PROBLEM DETAILS: Check each line of the records below and collect those that include the word "self".

------------------------------------------------------------------------

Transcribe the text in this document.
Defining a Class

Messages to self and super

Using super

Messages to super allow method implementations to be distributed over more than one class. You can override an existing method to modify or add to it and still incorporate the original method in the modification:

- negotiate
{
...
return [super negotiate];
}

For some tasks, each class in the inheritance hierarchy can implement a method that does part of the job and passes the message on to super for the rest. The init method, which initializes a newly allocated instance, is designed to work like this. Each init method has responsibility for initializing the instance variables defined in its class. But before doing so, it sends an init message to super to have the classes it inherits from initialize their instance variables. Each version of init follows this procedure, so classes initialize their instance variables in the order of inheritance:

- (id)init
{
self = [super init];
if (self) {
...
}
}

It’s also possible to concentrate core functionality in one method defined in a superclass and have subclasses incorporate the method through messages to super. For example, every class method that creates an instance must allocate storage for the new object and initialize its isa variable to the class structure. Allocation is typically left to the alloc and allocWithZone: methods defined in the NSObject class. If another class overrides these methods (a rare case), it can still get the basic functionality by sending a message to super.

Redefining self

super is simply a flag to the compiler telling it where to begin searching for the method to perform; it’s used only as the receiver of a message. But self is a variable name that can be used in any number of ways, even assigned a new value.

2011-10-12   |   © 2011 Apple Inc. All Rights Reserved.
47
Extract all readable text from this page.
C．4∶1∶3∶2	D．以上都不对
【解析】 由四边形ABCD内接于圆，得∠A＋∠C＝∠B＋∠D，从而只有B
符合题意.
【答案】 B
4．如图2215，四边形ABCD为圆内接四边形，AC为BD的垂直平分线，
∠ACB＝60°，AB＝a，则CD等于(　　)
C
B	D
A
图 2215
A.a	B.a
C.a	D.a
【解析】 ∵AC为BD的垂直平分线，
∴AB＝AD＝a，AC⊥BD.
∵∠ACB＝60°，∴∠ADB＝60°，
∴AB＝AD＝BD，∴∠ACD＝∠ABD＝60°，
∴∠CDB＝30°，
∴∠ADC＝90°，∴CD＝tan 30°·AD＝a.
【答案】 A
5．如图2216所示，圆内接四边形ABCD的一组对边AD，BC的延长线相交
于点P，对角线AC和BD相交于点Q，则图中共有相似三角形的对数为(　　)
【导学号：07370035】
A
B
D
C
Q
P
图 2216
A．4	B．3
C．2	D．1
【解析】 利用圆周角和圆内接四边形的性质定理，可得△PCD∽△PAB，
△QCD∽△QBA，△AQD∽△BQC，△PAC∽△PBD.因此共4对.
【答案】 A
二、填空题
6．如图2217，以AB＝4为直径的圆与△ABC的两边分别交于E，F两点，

------------------------------------------------------------------------

REPLY:
Messages to self and super
self = [super init];
if (self) {
Redefining self
super is simply a flag to the compiler telling it where to begin searching for the method to perform; it’s used only as the receiver of a message. But self is a variable name that can be used in any number of ways, even assigned a new value.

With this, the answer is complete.